# TASK DIRECTIONS
Wherever the string "this" appears, copy the whole line.

# EXTRACTED MATERIAL
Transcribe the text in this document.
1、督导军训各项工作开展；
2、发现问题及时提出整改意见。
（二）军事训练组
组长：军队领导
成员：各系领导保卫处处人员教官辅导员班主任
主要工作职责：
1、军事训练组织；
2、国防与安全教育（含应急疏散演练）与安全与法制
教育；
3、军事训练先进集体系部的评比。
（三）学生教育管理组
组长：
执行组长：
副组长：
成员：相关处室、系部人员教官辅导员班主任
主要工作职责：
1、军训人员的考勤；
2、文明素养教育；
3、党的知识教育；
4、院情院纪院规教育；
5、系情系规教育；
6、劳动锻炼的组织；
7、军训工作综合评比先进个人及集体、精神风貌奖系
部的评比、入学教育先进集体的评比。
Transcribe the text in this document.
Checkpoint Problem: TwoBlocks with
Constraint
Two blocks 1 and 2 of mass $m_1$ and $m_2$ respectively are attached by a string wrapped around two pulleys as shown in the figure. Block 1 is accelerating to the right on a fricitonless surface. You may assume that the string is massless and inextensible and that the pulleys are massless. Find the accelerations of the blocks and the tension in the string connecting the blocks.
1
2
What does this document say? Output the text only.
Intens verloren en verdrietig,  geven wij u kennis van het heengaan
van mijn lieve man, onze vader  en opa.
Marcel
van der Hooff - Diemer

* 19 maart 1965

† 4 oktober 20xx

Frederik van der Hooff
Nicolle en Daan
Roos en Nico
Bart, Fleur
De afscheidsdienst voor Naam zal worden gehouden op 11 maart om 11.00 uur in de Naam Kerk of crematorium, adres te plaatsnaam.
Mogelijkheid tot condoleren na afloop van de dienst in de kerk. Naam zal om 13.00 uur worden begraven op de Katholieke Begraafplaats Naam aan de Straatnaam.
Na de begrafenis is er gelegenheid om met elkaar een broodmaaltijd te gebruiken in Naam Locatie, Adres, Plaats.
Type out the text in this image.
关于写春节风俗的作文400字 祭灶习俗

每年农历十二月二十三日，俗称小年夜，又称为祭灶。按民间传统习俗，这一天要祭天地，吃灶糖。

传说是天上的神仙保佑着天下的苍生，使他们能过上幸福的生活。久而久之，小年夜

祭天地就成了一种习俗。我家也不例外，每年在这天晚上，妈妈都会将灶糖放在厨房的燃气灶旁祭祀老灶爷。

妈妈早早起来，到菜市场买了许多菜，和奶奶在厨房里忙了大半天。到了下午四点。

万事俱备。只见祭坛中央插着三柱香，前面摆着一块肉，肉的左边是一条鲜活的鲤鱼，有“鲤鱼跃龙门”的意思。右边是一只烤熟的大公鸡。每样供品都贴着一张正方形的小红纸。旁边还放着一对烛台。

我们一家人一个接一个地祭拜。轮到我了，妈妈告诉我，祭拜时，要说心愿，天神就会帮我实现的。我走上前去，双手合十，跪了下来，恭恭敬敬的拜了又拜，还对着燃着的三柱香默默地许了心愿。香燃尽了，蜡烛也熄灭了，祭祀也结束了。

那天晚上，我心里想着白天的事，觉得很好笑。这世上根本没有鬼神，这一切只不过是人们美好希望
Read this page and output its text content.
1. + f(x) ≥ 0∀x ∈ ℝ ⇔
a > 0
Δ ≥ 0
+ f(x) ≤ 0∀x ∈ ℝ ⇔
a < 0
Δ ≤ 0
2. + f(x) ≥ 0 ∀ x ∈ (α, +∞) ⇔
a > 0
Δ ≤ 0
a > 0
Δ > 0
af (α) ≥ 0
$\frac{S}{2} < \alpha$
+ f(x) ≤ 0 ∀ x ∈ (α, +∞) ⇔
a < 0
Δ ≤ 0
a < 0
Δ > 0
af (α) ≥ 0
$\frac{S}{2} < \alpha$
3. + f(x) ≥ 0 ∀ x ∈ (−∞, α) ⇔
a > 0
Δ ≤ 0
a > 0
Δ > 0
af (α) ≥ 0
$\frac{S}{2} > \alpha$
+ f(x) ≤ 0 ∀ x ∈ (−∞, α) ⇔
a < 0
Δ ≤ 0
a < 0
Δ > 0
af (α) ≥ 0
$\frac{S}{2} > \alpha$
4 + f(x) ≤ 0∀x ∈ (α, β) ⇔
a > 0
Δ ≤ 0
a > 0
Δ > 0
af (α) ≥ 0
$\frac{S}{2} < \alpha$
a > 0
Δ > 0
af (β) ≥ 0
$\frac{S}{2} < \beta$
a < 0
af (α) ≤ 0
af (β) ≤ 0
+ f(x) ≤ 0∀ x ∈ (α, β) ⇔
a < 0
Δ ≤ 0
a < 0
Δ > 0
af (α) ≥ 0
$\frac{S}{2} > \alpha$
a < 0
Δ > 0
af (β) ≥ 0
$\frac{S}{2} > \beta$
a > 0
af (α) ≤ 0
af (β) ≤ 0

# FINISHED EXERCISE
Transcribe the text in this document.
Transcribe the text in this document.
What does this document say? Output the text only.
Type out the text in this image.
Read this page and output its text content.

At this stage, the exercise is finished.